__WHAT TO DO__: Go through the records underneath and write each one out again exactly.

(Data items)

-----

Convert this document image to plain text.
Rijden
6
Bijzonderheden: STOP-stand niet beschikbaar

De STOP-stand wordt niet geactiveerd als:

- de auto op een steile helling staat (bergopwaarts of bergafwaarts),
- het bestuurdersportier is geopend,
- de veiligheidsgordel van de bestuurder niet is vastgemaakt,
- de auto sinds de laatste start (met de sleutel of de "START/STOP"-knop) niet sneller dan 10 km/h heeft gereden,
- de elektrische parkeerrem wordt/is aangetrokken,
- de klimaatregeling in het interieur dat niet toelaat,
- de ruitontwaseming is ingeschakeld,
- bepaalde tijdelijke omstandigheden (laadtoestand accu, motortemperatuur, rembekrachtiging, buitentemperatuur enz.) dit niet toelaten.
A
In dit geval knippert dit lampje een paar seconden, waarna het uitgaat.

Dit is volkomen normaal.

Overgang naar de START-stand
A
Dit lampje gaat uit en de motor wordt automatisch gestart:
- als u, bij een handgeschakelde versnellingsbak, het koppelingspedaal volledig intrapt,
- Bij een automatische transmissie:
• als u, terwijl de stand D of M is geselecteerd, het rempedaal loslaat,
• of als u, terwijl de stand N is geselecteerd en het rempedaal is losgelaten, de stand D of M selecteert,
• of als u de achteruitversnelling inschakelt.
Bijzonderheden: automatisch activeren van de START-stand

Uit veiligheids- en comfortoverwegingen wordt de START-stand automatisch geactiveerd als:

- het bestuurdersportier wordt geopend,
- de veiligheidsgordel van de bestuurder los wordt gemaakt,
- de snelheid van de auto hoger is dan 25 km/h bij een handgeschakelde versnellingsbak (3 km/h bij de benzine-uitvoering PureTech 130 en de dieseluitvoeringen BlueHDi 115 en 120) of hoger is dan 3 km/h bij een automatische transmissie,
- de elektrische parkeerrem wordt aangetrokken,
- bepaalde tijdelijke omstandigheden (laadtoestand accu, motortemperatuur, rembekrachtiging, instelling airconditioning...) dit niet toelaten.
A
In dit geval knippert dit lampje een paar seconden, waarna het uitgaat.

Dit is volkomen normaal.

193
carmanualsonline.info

-----

__ANSWER FOR THE TASK__:
Convert this document image to plain text.
Rijden
6
Bijzonderheden: STOP-stand niet beschikbaar

De STOP-stand wordt niet geactiveerd als:

- de auto op een steile helling staat (bergopwaarts of bergafwaarts),
- het bestuurdersportier is geopend,
- de veiligheidsgordel van de bestuurder niet is vastgemaakt,
- de auto sinds de laatste start (met de sleutel of de "START/STOP"-knop) niet sneller dan 10 km/h heeft gereden,
- de elektrische parkeerrem wordt/is aangetrokken,
- de klimaatregeling in het interieur dat niet toelaat,
- de ruitontwaseming is ingeschakeld,
- bepaalde tijdelijke omstandigheden (laadtoestand accu, motortemperatuur, rembekrachtiging, buitentemperatuur enz.) dit niet toelaten.
A
In dit geval knippert dit lampje een paar seconden, waarna het uitgaat.

Dit is volkomen normaal.

Overgang naar de START-stand
A
Dit lampje gaat uit en de motor wordt automatisch gestart:
- als u, bij een handgeschakelde versnellingsbak, het koppelingspedaal volledig intrapt,
- Bij een automatische transmissie:
• als u, terwijl de stand D of M is geselecteerd, het rempedaal loslaat,
• of als u, terwijl de stand N is geselecteerd en het rempedaal is losgelaten, de stand D of M selecteert,
• of als u de achteruitversnelling inschakelt.
Bijzonderheden: automatisch activeren van de START-stand

Uit veiligheids- en comfortoverwegingen wordt de START-stand automatisch geactiveerd als:

- het bestuurdersportier wordt geopend,
- de veiligheidsgordel van de bestuurder los wordt gemaakt,
- de snelheid van de auto hoger is dan 25 km/h bij een handgeschakelde versnellingsbak (3 km/h bij de benzine-uitvoering PureTech 130 en de dieseluitvoeringen BlueHDi 115 en 120) of hoger is dan 3 km/h bij een automatische transmissie,
- de elektrische parkeerrem wordt aangetrokken,
- bepaalde tijdelijke omstandigheden (laadtoestand accu, motortemperatuur, rembekrachtiging, instelling airconditioning...) dit niet toelaten.
A
In dit geval knippert dit lampje een paar seconden, waarna het uitgaat.

Dit is volkomen normaal.

193
carmanualsonline.info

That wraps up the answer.